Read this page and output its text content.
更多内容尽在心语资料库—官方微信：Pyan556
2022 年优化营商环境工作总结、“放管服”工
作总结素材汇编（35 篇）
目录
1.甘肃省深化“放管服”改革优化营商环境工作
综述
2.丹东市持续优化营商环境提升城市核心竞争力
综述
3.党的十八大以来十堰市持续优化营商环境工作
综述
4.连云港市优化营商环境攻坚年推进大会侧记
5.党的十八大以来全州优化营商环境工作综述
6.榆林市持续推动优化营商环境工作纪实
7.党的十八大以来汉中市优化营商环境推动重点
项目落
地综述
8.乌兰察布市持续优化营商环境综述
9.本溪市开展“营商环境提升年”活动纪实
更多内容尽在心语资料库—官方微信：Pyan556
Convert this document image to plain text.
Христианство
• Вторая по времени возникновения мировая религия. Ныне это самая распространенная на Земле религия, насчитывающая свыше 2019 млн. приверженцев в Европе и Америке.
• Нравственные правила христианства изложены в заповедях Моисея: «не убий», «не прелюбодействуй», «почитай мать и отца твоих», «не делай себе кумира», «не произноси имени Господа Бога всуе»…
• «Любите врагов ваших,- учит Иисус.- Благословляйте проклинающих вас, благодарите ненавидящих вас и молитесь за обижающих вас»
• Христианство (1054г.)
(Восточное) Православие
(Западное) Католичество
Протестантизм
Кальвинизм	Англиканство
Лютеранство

++++++++++++++++++++

> TASK BRIEF: Track down every line holding the string "text" and copy it.

> RESULT FOR THIS TASK:
Read this page and output its text content.
Convert this document image to plain text.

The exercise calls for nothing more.